WHAT YOU NEED TO DO:
Omit all images. Write out the rest of the material exactly.
====== SUPPLIED RECORDS
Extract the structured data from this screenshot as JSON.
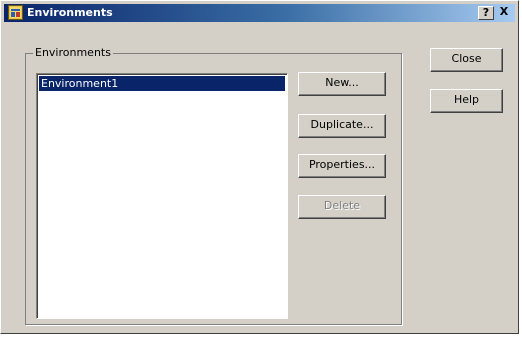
{
  "window": {
    "title": "Environments",
    "help_button": "?",
    "close_button": "X"
  },
  "group": {
    "label": "Environments"
  },
  "environments": {
    "items": [
      "Environment1"
    ],
    "selected": "Environment1"
  },
  "buttons": {
    "new": "New...",
    "duplicate": "Duplicate...",
    "properties": "Properties...",
    "delete": "Delete",
    "close": "Close",
    "help": "Help"
  },
  "colors": {
    "selection": "#0a246a",
    "dialog_face": "#d4d0c8"
  }
}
============
REPLY TO THE EXERCISE:
Extract the structured data from this screenshot as JSON.
{
  "window": {
    "title": "Environments",
    "help_button": "?",
    "close_button": "X"
  },
  "group": {
    "label": "Environments"
  },
  "environments": {
    "items": [
      "Environment1"
    ],
    "selected": "Environment1"
  },
  "buttons": {
    "new": "New...",
    "duplicate": "Duplicate...",
    "properties": "Properties...",
    "delete": "Delete",
    "close": "Close",
    "help": "Help"
  },
  "colors": {
    "selection": "#0a246a",
    "dialog_face": "#d4d0c8"
  }
}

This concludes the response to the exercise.